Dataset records

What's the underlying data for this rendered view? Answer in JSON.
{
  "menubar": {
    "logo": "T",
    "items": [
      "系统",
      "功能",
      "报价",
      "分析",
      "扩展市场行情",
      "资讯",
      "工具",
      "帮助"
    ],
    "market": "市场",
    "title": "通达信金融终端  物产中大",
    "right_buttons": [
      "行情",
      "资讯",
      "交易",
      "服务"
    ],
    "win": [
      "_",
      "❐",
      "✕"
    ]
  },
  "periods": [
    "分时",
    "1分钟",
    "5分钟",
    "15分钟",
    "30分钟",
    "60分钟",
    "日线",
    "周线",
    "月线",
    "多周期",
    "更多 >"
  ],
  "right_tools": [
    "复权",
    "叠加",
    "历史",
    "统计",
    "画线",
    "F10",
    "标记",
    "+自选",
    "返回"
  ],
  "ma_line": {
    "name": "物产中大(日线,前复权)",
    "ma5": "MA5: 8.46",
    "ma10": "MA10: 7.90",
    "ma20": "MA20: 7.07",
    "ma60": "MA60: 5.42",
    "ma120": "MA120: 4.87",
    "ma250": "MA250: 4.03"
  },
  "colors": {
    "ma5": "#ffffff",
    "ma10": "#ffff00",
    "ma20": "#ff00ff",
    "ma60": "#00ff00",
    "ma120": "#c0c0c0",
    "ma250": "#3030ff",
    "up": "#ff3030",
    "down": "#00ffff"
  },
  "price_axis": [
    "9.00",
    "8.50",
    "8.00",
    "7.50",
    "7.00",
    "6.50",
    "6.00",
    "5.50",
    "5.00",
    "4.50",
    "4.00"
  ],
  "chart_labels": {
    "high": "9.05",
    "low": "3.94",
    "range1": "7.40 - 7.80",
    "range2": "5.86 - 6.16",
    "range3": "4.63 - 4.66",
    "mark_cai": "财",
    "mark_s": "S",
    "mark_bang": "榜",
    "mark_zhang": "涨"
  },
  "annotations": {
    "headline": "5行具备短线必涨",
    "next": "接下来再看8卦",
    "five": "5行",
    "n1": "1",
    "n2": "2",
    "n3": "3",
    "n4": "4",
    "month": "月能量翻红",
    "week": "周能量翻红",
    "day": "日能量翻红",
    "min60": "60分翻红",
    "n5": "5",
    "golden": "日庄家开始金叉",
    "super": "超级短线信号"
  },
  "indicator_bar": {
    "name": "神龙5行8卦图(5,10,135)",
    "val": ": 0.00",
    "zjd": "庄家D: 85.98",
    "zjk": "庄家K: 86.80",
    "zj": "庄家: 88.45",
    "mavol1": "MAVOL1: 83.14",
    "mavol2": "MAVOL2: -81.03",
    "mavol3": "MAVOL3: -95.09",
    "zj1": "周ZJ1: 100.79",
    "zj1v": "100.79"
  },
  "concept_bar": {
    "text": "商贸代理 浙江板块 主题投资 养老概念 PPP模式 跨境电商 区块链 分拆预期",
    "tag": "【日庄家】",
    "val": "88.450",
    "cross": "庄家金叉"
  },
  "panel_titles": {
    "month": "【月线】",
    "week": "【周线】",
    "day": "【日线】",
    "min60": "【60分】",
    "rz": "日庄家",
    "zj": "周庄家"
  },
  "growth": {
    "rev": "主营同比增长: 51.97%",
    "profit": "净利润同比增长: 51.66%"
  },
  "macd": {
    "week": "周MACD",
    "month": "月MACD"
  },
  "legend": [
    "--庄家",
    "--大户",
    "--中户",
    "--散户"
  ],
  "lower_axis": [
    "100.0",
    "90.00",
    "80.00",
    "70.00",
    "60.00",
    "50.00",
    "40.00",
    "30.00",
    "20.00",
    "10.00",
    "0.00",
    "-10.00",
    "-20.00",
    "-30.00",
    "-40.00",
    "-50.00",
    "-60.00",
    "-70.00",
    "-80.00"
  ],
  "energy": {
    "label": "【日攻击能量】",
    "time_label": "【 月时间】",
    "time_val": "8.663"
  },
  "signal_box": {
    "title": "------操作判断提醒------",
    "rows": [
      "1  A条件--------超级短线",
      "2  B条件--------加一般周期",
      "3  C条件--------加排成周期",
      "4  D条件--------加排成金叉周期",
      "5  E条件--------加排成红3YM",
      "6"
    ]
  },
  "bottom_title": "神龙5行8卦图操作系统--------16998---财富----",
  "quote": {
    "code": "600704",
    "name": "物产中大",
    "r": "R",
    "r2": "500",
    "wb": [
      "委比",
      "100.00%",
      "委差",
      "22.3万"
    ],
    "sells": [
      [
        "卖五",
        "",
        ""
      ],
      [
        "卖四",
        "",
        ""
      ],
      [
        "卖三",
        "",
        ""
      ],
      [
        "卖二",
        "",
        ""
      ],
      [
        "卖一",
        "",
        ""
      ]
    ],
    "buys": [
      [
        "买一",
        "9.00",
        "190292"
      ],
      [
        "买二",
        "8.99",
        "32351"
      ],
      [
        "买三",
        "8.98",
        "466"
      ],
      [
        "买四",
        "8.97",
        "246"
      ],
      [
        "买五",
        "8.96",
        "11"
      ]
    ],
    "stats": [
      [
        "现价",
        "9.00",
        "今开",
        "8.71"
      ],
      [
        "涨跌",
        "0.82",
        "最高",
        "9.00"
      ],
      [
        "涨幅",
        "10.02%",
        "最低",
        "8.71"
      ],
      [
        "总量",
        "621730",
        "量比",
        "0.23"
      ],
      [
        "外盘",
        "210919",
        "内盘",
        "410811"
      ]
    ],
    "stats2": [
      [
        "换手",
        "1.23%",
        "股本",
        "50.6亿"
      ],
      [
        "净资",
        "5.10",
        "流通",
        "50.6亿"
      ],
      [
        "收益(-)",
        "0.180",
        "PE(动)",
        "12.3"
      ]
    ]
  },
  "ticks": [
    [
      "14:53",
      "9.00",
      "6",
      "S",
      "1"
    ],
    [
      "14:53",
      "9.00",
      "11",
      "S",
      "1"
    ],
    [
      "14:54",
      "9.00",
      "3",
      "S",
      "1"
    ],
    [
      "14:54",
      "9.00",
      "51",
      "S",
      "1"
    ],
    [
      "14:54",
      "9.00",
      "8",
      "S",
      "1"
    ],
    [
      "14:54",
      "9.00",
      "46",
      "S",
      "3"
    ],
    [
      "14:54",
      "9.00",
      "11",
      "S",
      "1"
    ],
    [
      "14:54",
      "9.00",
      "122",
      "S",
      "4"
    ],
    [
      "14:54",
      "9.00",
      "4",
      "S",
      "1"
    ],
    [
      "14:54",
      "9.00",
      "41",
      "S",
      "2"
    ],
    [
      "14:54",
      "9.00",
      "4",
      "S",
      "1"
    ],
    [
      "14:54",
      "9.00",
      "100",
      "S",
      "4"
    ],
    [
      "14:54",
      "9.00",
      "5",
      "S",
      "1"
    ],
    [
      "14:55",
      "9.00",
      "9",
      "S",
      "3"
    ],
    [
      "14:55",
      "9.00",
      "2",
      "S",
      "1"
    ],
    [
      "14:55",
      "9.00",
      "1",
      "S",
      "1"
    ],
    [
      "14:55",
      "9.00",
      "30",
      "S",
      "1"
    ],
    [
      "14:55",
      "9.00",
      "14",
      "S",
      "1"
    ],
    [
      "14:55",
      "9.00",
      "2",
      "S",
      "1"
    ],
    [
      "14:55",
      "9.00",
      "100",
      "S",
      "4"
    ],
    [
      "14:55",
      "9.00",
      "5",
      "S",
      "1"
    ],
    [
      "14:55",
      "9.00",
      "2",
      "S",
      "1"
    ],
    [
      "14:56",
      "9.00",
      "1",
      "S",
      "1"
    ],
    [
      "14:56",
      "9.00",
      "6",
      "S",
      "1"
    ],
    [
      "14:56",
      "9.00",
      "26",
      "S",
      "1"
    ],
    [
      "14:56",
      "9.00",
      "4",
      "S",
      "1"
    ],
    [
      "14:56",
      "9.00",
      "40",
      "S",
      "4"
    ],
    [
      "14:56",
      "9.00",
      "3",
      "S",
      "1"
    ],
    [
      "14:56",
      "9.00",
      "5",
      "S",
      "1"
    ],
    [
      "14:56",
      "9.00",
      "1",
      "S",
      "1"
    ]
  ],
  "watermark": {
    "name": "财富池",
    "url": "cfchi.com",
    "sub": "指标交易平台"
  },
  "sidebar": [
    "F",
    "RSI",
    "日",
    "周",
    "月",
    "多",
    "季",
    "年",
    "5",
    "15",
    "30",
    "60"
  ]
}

- [Given exercise]: Find the word "name" in the material, then list each line that holds it.

- [Written reply]:
    "name": "物产中大(日线,前复权)",
    "name": "神龙5行8卦图(5,10,135)",
    "name": "物产中大",
    "name": "财富池",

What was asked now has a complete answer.